• **EXERCISE INPUTS**
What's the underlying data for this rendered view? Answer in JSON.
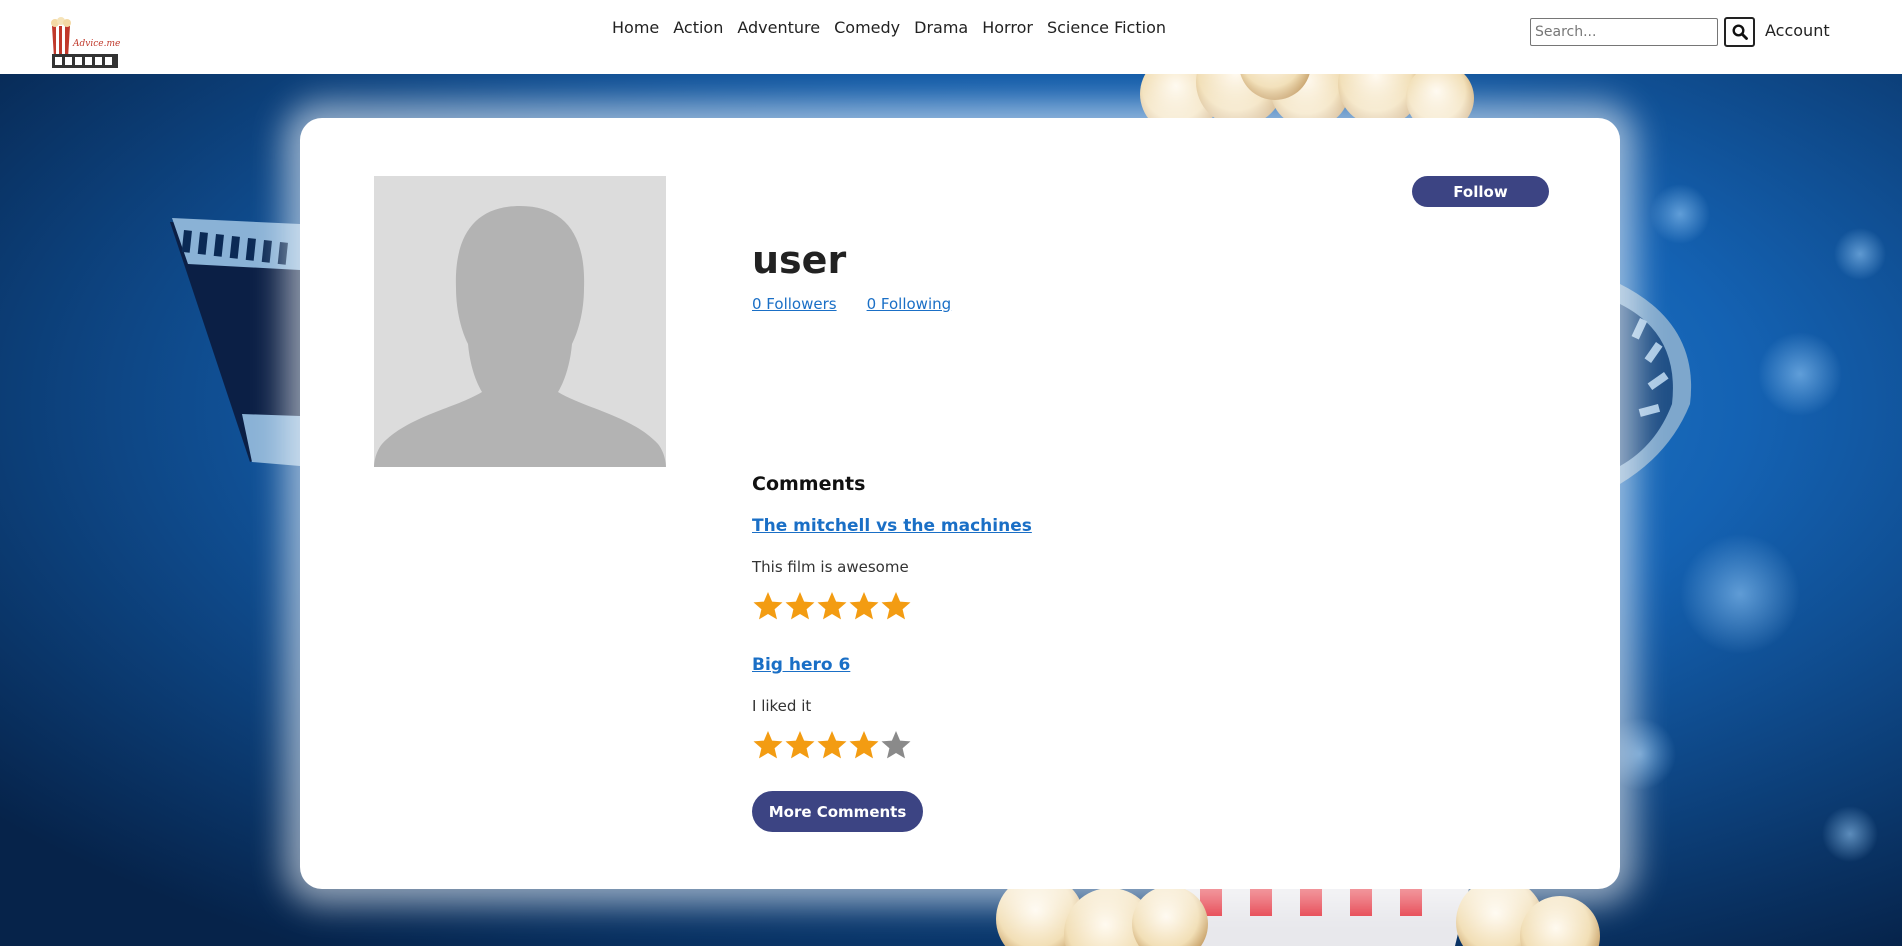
{
  "header": {
    "logo_text": "Advice.me",
    "nav": [
      "Home",
      "Action",
      "Adventure",
      "Comedy",
      "Drama",
      "Horror",
      "Science Fiction"
    ],
    "search_placeholder": "Search...",
    "search_icon": "magnifier-icon",
    "account_label": "Account"
  },
  "profile": {
    "username": "user",
    "followers_label": "0 Followers",
    "following_label": "0 Following",
    "follow_button": "Follow",
    "avatar_icon": "default-avatar-silhouette"
  },
  "comments": {
    "heading": "Comments",
    "items": [
      {
        "movie": "The mitchell vs the machines",
        "text": "This film is awesome",
        "rating": 5,
        "max_rating": 5
      },
      {
        "movie": "Big hero 6",
        "text": "I liked it",
        "rating": 4,
        "max_rating": 5
      }
    ],
    "more_button": "More Comments"
  },
  "colors": {
    "primary_button": "#3c4483",
    "link": "#1a6fc6",
    "star_filled": "#f39c12",
    "star_empty": "#8a8a8a",
    "background_blue": "#1565c0"
  }
}
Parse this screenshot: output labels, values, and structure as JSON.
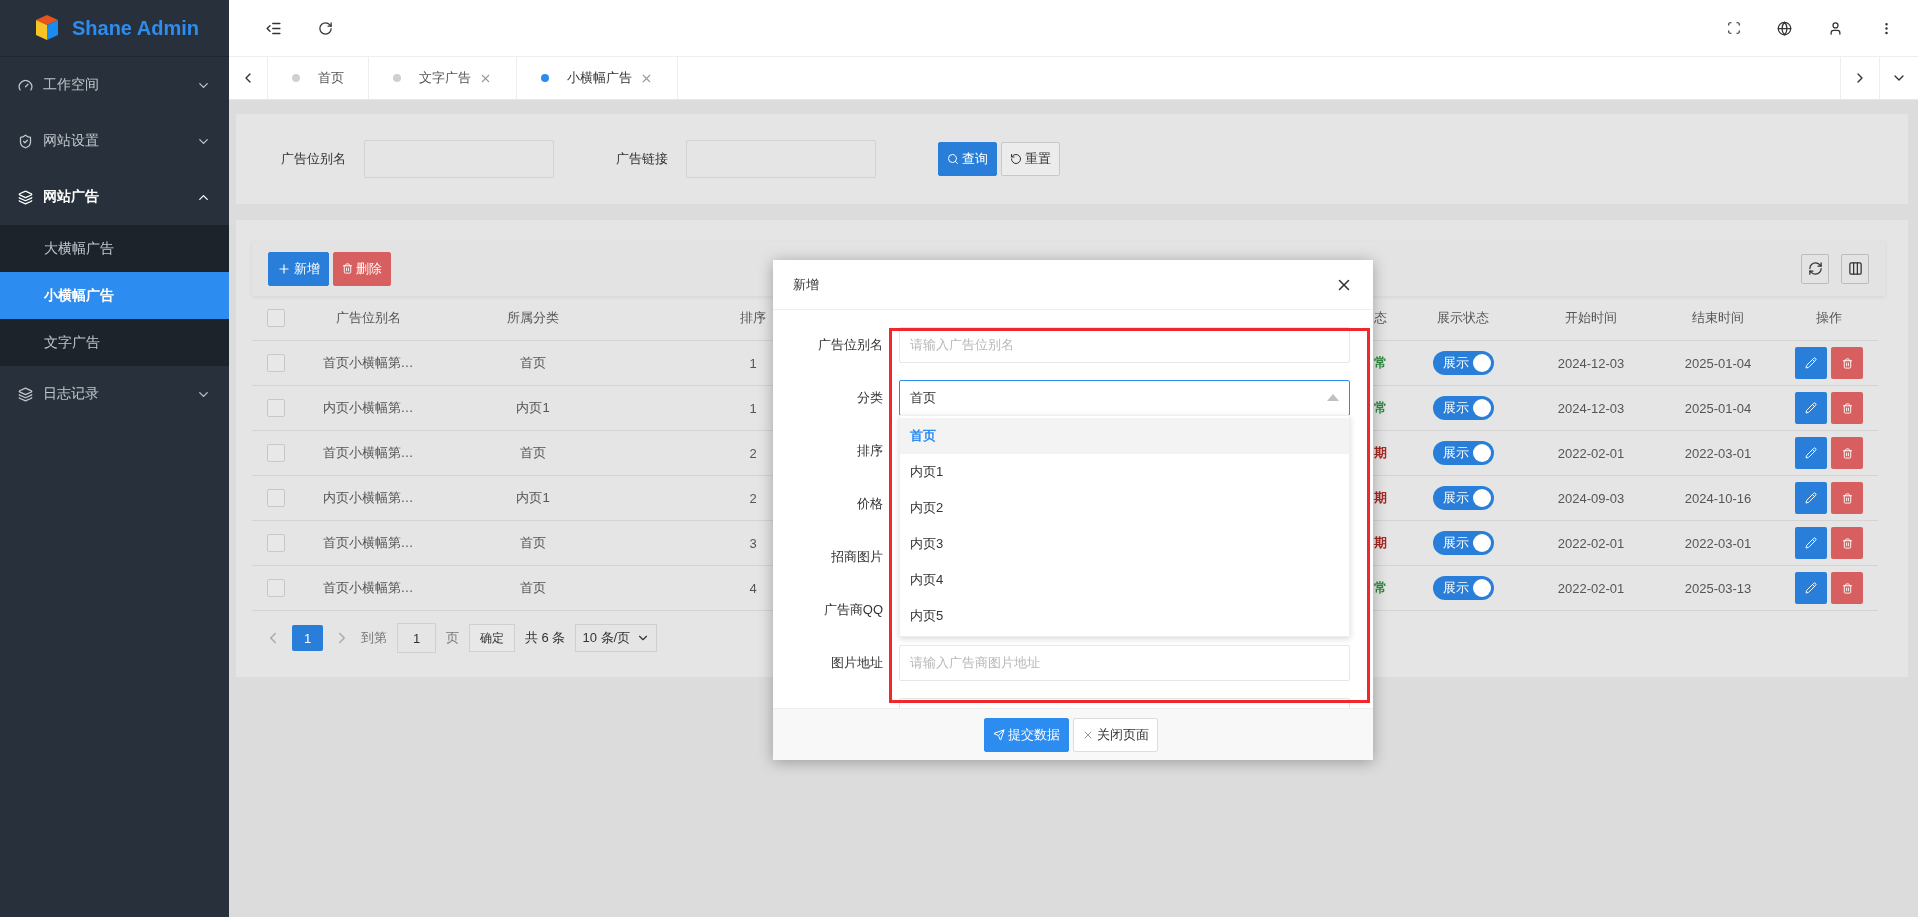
{
  "app": {
    "logo_text": "Shane Admin"
  },
  "sidebar": {
    "items": [
      {
        "label": "工作空间",
        "expanded": false
      },
      {
        "label": "网站设置",
        "expanded": false
      },
      {
        "label": "网站广告",
        "expanded": true,
        "children": [
          {
            "label": "大横幅广告",
            "selected": false
          },
          {
            "label": "小横幅广告",
            "selected": true
          },
          {
            "label": "文字广告",
            "selected": false
          }
        ]
      },
      {
        "label": "日志记录",
        "expanded": false
      }
    ]
  },
  "tabs": [
    {
      "label": "首页",
      "selected": false,
      "closable": false
    },
    {
      "label": "文字广告",
      "selected": false,
      "closable": true
    },
    {
      "label": "小横幅广告",
      "selected": true,
      "closable": true
    }
  ],
  "search": {
    "fields": [
      {
        "label": "广告位别名"
      },
      {
        "label": "广告链接"
      }
    ],
    "buttons": [
      {
        "label": "查询",
        "kind": "primary"
      },
      {
        "label": "重置",
        "kind": "default"
      }
    ]
  },
  "toolbar": {
    "buttons": [
      {
        "label": "新增",
        "kind": "primary"
      },
      {
        "label": "删除",
        "kind": "danger"
      }
    ]
  },
  "table": {
    "all_checked": false,
    "columns": [
      "广告位别名",
      "所属分类",
      "排序",
      "态",
      "展示状态",
      "开始时间",
      "结束时间",
      "操作"
    ],
    "rows": [
      {
        "checked": false,
        "name": "首页小横幅第…",
        "category": "首页",
        "sort": "1",
        "status": {
          "text": "常",
          "color": "#2e8b3e"
        },
        "show": {
          "label": "展示",
          "on": true
        },
        "start": "2024-12-03",
        "end": "2025-01-04"
      },
      {
        "checked": false,
        "name": "内页小横幅第…",
        "category": "内页1",
        "sort": "1",
        "status": {
          "text": "常",
          "color": "#2e8b3e"
        },
        "show": {
          "label": "展示",
          "on": true
        },
        "start": "2024-12-03",
        "end": "2025-01-04"
      },
      {
        "checked": false,
        "name": "首页小横幅第…",
        "category": "首页",
        "sort": "2",
        "status": {
          "text": "期",
          "color": "#a82820"
        },
        "show": {
          "label": "展示",
          "on": true
        },
        "start": "2022-02-01",
        "end": "2022-03-01"
      },
      {
        "checked": false,
        "name": "内页小横幅第…",
        "category": "内页1",
        "sort": "2",
        "status": {
          "text": "期",
          "color": "#a82820"
        },
        "show": {
          "label": "展示",
          "on": true
        },
        "start": "2024-09-03",
        "end": "2024-10-16"
      },
      {
        "checked": false,
        "name": "首页小横幅第…",
        "category": "首页",
        "sort": "3",
        "status": {
          "text": "期",
          "color": "#a82820"
        },
        "show": {
          "label": "展示",
          "on": true
        },
        "start": "2022-02-01",
        "end": "2022-03-01"
      },
      {
        "checked": false,
        "name": "首页小横幅第…",
        "category": "首页",
        "sort": "4",
        "status": {
          "text": "常",
          "color": "#2e8b3e"
        },
        "show": {
          "label": "展示",
          "on": true
        },
        "start": "2022-02-01",
        "end": "2025-03-13"
      }
    ]
  },
  "pagination": {
    "pages": [
      {
        "label": "1",
        "selected": true
      }
    ],
    "goto_label": "到第",
    "goto_value": "1",
    "page_unit": "页",
    "confirm": "确定",
    "total": "共 6 条",
    "page_size": "10 条/页"
  },
  "modal": {
    "title": "新增",
    "fields": [
      {
        "kind": "input",
        "label": "广告位别名",
        "placeholder": "请输入广告位别名"
      },
      {
        "kind": "select",
        "label": "分类",
        "value": "首页",
        "expanded": true,
        "options": [
          {
            "label": "首页",
            "selected": true
          },
          {
            "label": "内页1",
            "selected": false
          },
          {
            "label": "内页2",
            "selected": false
          },
          {
            "label": "内页3",
            "selected": false
          },
          {
            "label": "内页4",
            "selected": false
          },
          {
            "label": "内页5",
            "selected": false
          }
        ]
      },
      {
        "kind": "covered",
        "label": "排序"
      },
      {
        "kind": "covered",
        "label": "价格"
      },
      {
        "kind": "covered",
        "label": "招商图片"
      },
      {
        "kind": "covered",
        "label": "广告商QQ"
      },
      {
        "kind": "input",
        "label": "图片地址",
        "placeholder": "请输入广告商图片地址"
      },
      {
        "kind": "input"
      }
    ],
    "buttons": [
      {
        "label": "提交数据",
        "kind": "primary"
      },
      {
        "label": "关闭页面",
        "kind": "default"
      }
    ]
  }
}
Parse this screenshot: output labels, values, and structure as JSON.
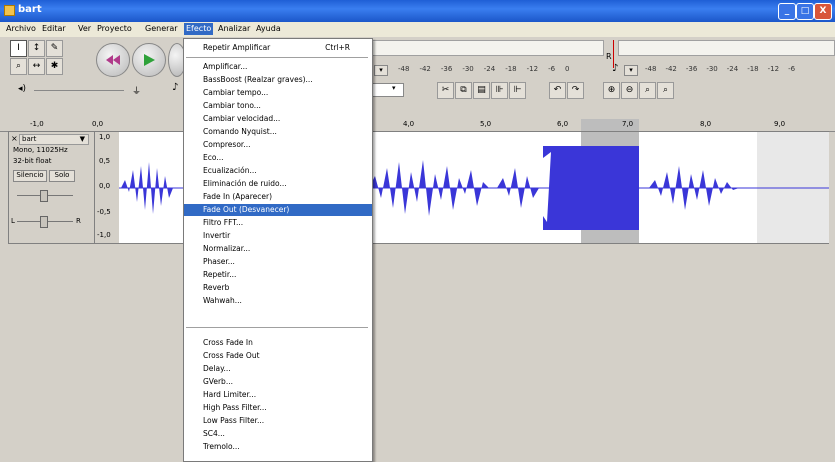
{
  "window": {
    "title": "bart",
    "min": "_",
    "max": "□",
    "close": "X"
  },
  "menubar": [
    "Archivo",
    "Editar",
    "Ver",
    "Proyecto",
    "Generar",
    "Efecto",
    "Analizar",
    "Ayuda"
  ],
  "meters": {
    "output_label": "R",
    "scale_left": [
      "-48",
      "-42",
      "-36",
      "-30",
      "-24",
      "-18",
      "-12",
      "-6",
      "0"
    ],
    "scale_right": [
      "-48",
      "-42",
      "-36",
      "-30",
      "-24",
      "-18",
      "-12",
      "-6"
    ]
  },
  "ruler": [
    "-1,0",
    "0,0",
    "4,0",
    "5,0",
    "6,0",
    "7,0",
    "8,0",
    "9,0"
  ],
  "track": {
    "name": "bart",
    "info1": "Mono, 11025Hz",
    "info2": "32-bit float",
    "mute": "Silencio",
    "solo": "Solo",
    "pan_left": "L",
    "pan_right": "R",
    "scale": [
      "1,0",
      "0,5",
      "0,0",
      "-0,5",
      "-1,0"
    ]
  },
  "effect_menu": {
    "items": [
      {
        "label": "Repetir Amplificar",
        "shortcut": "Ctrl+R"
      },
      {
        "label": "Amplificar..."
      },
      {
        "label": "BassBoost (Realzar graves)..."
      },
      {
        "label": "Cambiar tempo..."
      },
      {
        "label": "Cambiar tono..."
      },
      {
        "label": "Cambiar velocidad..."
      },
      {
        "label": "Comando Nyquist..."
      },
      {
        "label": "Compresor..."
      },
      {
        "label": "Eco..."
      },
      {
        "label": "Ecualización..."
      },
      {
        "label": "Eliminación de ruido..."
      },
      {
        "label": "Fade In (Aparecer)"
      },
      {
        "label": "Fade Out (Desvanecer)"
      },
      {
        "label": "Filtro FFT..."
      },
      {
        "label": "Invertir"
      },
      {
        "label": "Normalizar..."
      },
      {
        "label": "Phaser..."
      },
      {
        "label": "Repetir..."
      },
      {
        "label": "Reverb"
      },
      {
        "label": "Wahwah..."
      },
      {
        "label": "Cross Fade In"
      },
      {
        "label": "Cross Fade Out"
      },
      {
        "label": "Delay..."
      },
      {
        "label": "GVerb..."
      },
      {
        "label": "Hard Limiter..."
      },
      {
        "label": "High Pass Filter..."
      },
      {
        "label": "Low Pass Filter..."
      },
      {
        "label": "SC4..."
      },
      {
        "label": "Tremolo..."
      }
    ],
    "highlighted": "Fade Out (Desvanecer)"
  },
  "colors": {
    "titlebar": "#2a63d8",
    "highlight": "#316ac5",
    "wave": "#3a36d8",
    "wave_selected": "#3a36d8"
  }
}
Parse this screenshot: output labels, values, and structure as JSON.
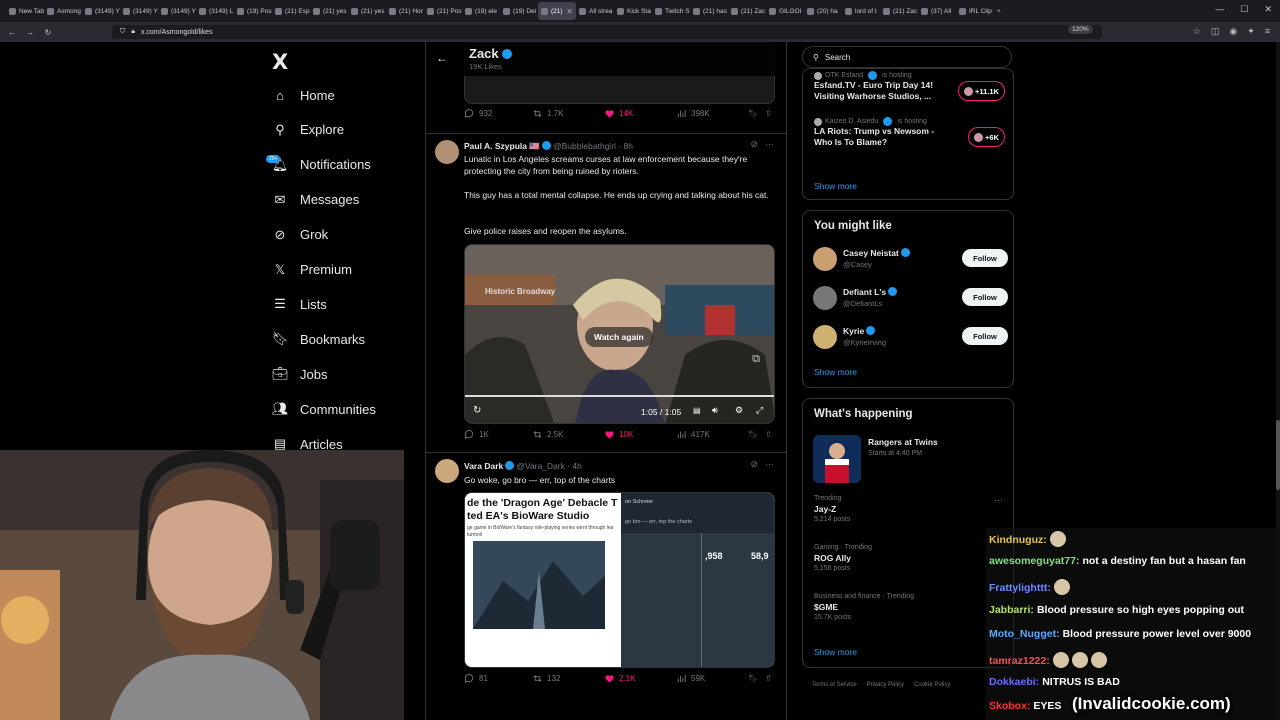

• **WHAT YOU WILL DO**
Report the number of lines in the listing where the string "movie" appears, and nothing besides.

• **CORRECT RESULT**
2